— BEGIN DATASET —

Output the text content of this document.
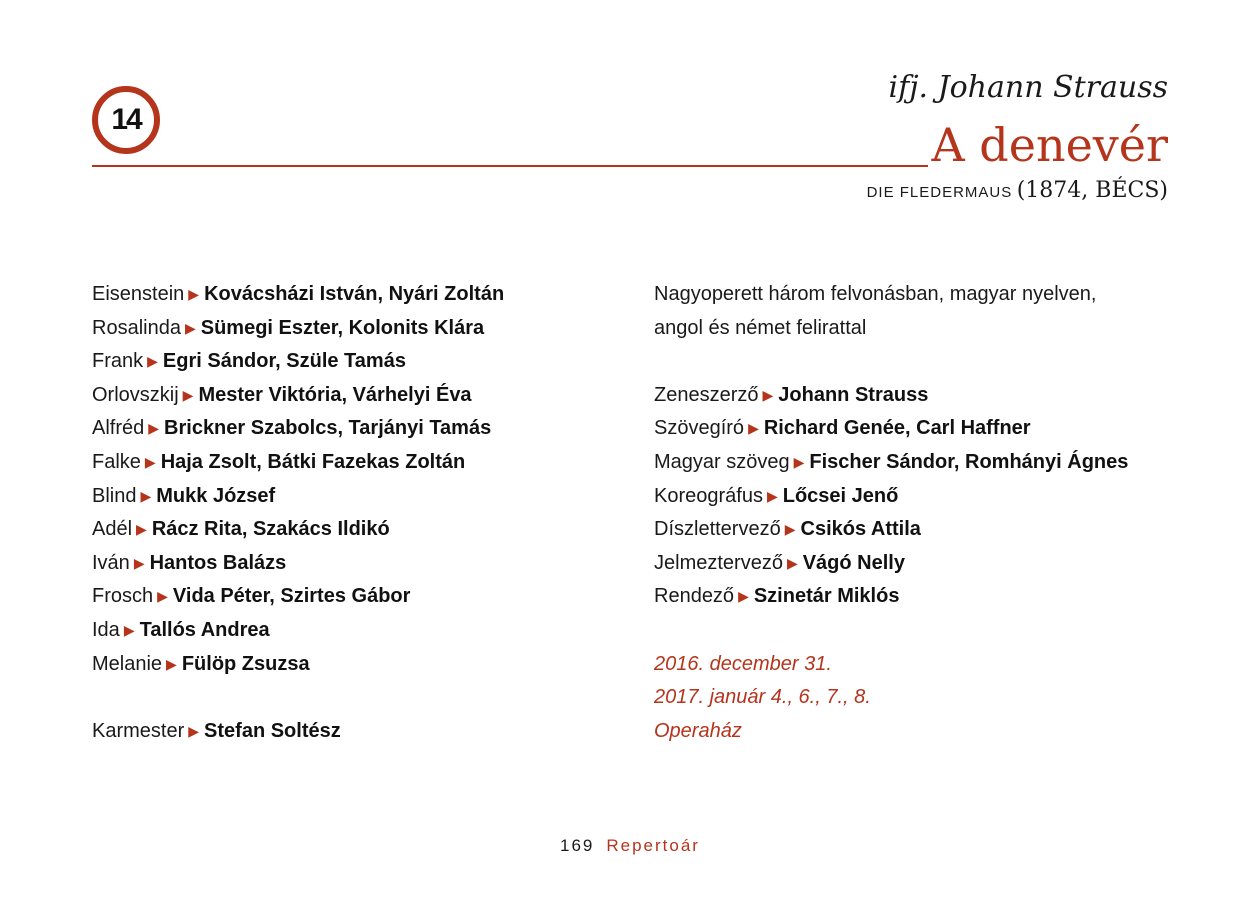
14
ifj. Johann Strauss
A denevér
DIE FLEDERMAUS (1874, BÉCS)
Eisenstein ▶ Kovácsházi István, Nyári Zoltán
Rosalinda ▶ Sümegi Eszter, Kolonits Klára
Frank ▶ Egri Sándor, Szüle Tamás
Orlovszkij ▶ Mester Viktória, Várhelyi Éva
Alfréd ▶ Brickner Szabolcs, Tarjányi Tamás
Falke ▶ Haja Zsolt, Bátki Fazekas Zoltán
Blind ▶ Mukk József
Adél ▶ Rácz Rita, Szakács Ildikó
Iván ▶ Hantos Balázs
Frosch ▶ Vida Péter, Szirtes Gábor
Ida ▶ Tallós Andrea
Melanie ▶ Fülöp Zsuzsa
Karmester ▶ Stefan Soltész
Nagyoperett három felvonásban, magyar nyelven,
angol és német felirattal
Zeneszerző ▶ Johann Strauss
Szövegíró ▶ Richard Genée, Carl Haffner
Magyar szöveg ▶ Fischer Sándor, Romhányi Ágnes
Koreográfus ▶ Lőcsei Jenő
Díszlettervező ▶ Csikós Attila
Jelmeztervező ▶ Vágó Nelly
Rendező ▶ Szinetár Miklós
2016. december 31.
2017. január 4., 6., 7., 8.
Operaház
169 Repertoár
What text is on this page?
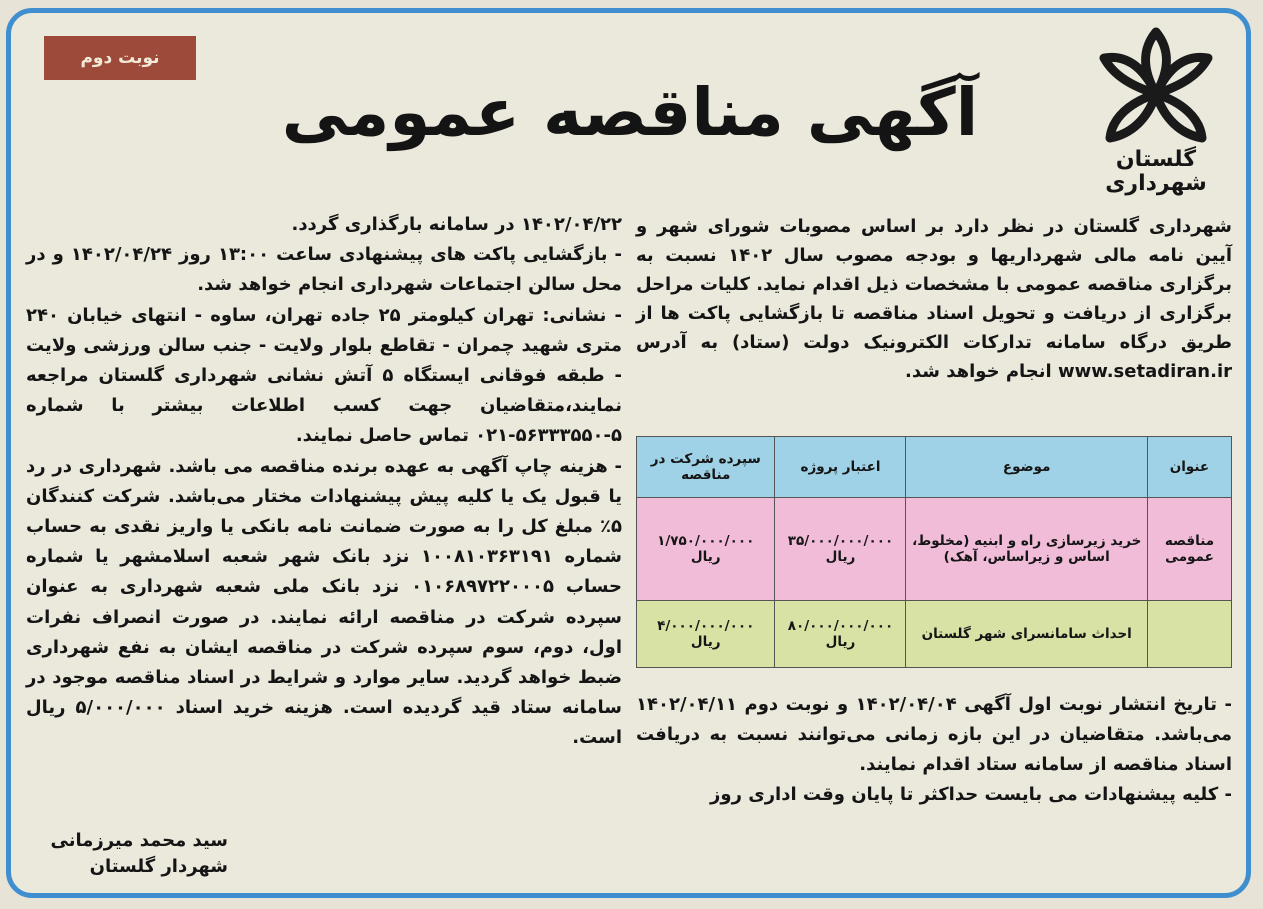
نوبت دوم
آگهی مناقصه عمومی
گلستان
شهرداری
شهرداری گلستان در نظر دارد بر اساس مصوبات شورای شهر و آیین نامه مالی شهرداریها و بودجه مصوب سال ۱۴۰۲ نسبت به برگزاری مناقصه عمومی با مشخصات ذیل اقدام نماید. کلیات مراحل برگزاری از دریافت و تحویل اسناد مناقصه تا بازگشایی پاکت ها از طریق درگاه سامانه تدارکات الکترونیک دولت (ستاد) به آدرس www.setadiran.ir انجام خواهد شد.
عنوان	موضوع	اعتبار پروژه	سپرده شرکت در مناقصه
مناقصه عمومی	خرید زیرسازی راه و ابنیه (مخلوط، اساس و زیراساس، آهک)	۳۵/۰۰۰/۰۰۰/۰۰۰ ریال	۱/۷۵۰/۰۰۰/۰۰۰ ریال
	احداث سامانسرای شهر گلستان	۸۰/۰۰۰/۰۰۰/۰۰۰ ریال	۴/۰۰۰/۰۰۰/۰۰۰ ریال
- تاریخ انتشار نوبت اول آگهی ۱۴۰۲/۰۴/۰۴ و نوبت دوم ۱۴۰۲/۰۴/۱۱ می‌باشد. متقاضیان در این بازه زمانی می‌توانند نسبت به دریافت اسناد مناقصه از سامانه ستاد اقدام نمایند.
- کلیه پیشنهادات می بایست حداکثر تا پایان وقت اداری روز
۱۴۰۲/۰۴/۲۲ در سامانه بارگذاری گردد.
- بازگشایی پاکت های پیشنهادی ساعت ۱۳:۰۰ روز ۱۴۰۲/۰۴/۲۴ و در محل سالن اجتماعات شهرداری انجام خواهد شد.
- نشانی: تهران کیلومتر ۲۵ جاده تهران، ساوه - انتهای خیابان ۲۴۰ متری شهید چمران - تقاطع بلوار ولایت - جنب سالن ورزشی ولایت - طبقه فوقانی ایستگاه ۵ آتش نشانی شهرداری گلستان مراجعه نمایند،متقاضیان جهت کسب اطلاعات بیشتر با شماره ۵-۵۶۳۳۳۵۵۰-۰۲۱ تماس حاصل نمایند.
- هزینه چاپ آگهی به عهده برنده مناقصه می باشد. شهرداری در رد یا قبول یک یا کلیه پیش پیشنهادات مختار می‌باشد. شرکت کنندگان ۵٪ مبلغ کل را به صورت ضمانت نامه بانکی یا واریز نقدی به حساب شماره ۱۰۰۸۱۰۳۶۳۱۹۱ نزد بانک شهر شعبه اسلامشهر یا شماره حساب ۰۱۰۶۸۹۷۲۲۰۰۰۵ نزد بانک ملی شعبه شهرداری به عنوان سپرده شرکت در مناقصه ارائه نمایند. در صورت انصراف نفرات اول، دوم، سوم سپرده شرکت در مناقصه ایشان به نفع شهرداری ضبط خواهد گردید. سایر موارد و شرایط در اسناد مناقصه موجود در سامانه ستاد قید گردیده است. هزینه خرید اسناد ۵/۰۰۰/۰۰۰ ریال است.
سید محمد میرزمانی
شهردار گلستان
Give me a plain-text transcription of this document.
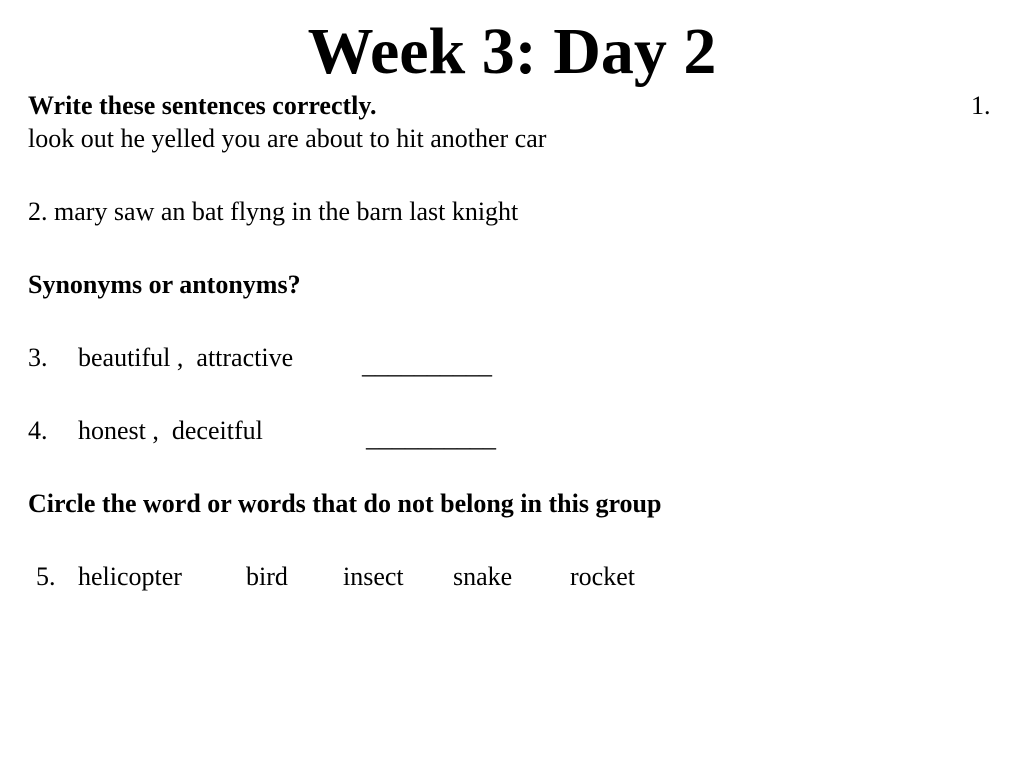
Week 3: Day 2
Write these sentences correctly.	1.
look out he yelled you are about to hit another car
2. mary saw an bat flyng in the barn last knight
Synonyms or antonyms?
3. beautiful ,  attractive	__________
4. honest ,  deceitful	__________
Circle the word or words that do not belong in this group
5. helicopter bird insect snake rocket
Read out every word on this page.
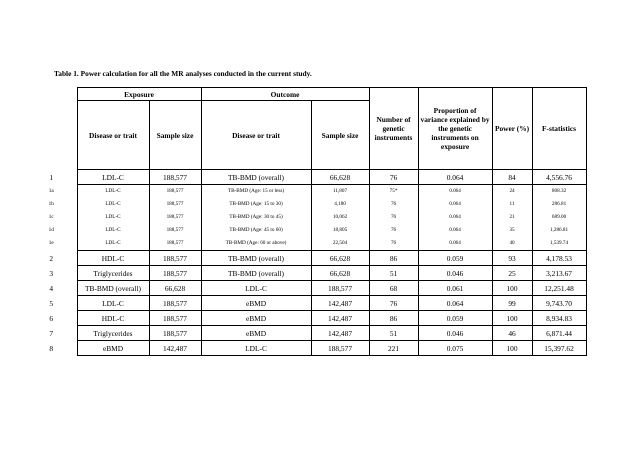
Table 1. Power calculation for all the MR analyses conducted in the current study.
	Exposure		Outcome		Number of genetic instruments	Proportion of variance explained by the genetic instruments on exposure	Power (%)	F-statistics
	Disease or trait	Sample size	Disease or trait	Sample size				
1	LDL-C	188,577	TB-BMD (overall)	66,628	76	0.064	84	4,556.76
1a	LDL-C	188,577	TB-BMD (Age: 15 or less)	11,807	75*	0.064	24	808.32
1b	LDL-C	188,577	TB-BMD (Age: 15 to 30)	4,180	76	0.064	11	286.81
1c	LDL-C	188,577	TB-BMD (Age: 30 to 45)	10,062	76	0.064	21	689.00
1d	LDL-C	188,577	TB-BMD (Age: 45 to 60)	18,805	76	0.064	35	1,286.81
1e	LDL-C	188,577	TB-BMD (Age: 60 or above)	22,504	76	0.064	40	1,539.74
2	HDL-C	188,577	TB-BMD (overall)	66,628	86	0.059	93	4,178.53
3	Triglycerides	188,577	TB-BMD (overall)	66,628	51	0.046	25	3,213.67
4	TB-BMD (overall)	66,628	LDL-C	188,577	68	0.061	100	12,251.48
5	LDL-C	188,577	eBMD	142,487	76	0.064	99	9,743.70
6	HDL-C	188,577	eBMD	142,487	86	0.059	100	8,934.83
7	Triglycerides	188,577	eBMD	142,487	51	0.046	46	6,871.44
8	eBMD	142,487	LDL-C	188,577	221	0.075	100	15,397.62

— END DATASET —

Go through the data above and find the lines with the word "سپرده". Copy each of those lines.

# EXERCISE RESULT
عنوان	موضوع	اعتبار پروژه	سپرده شرکت در مناقصه
- هزینه چاپ آگهی به عهده برنده مناقصه می باشد. شهرداری در رد یا قبول یک یا کلیه پیش پیشنهادات مختار می‌باشد. شرکت کنندگان ۵٪ مبلغ کل را به صورت ضمانت نامه بانکی یا واریز نقدی به حساب شماره ۱۰۰۸۱۰۳۶۳۱۹۱ نزد بانک شهر شعبه اسلامشهر یا شماره حساب ۰۱۰۶۸۹۷۲۲۰۰۰۵ نزد بانک ملی شعبه شهرداری به عنوان سپرده شرکت در مناقصه ارائه نمایند. در صورت انصراف نفرات اول، دوم، سوم سپرده شرکت در مناقصه ایشان به نفع شهرداری ضبط خواهد گردید. سایر موارد و شرایط در اسناد مناقصه موجود در سامانه ستاد قید گردیده است. هزینه خرید اسناد ۵/۰۰۰/۰۰۰ ریال است.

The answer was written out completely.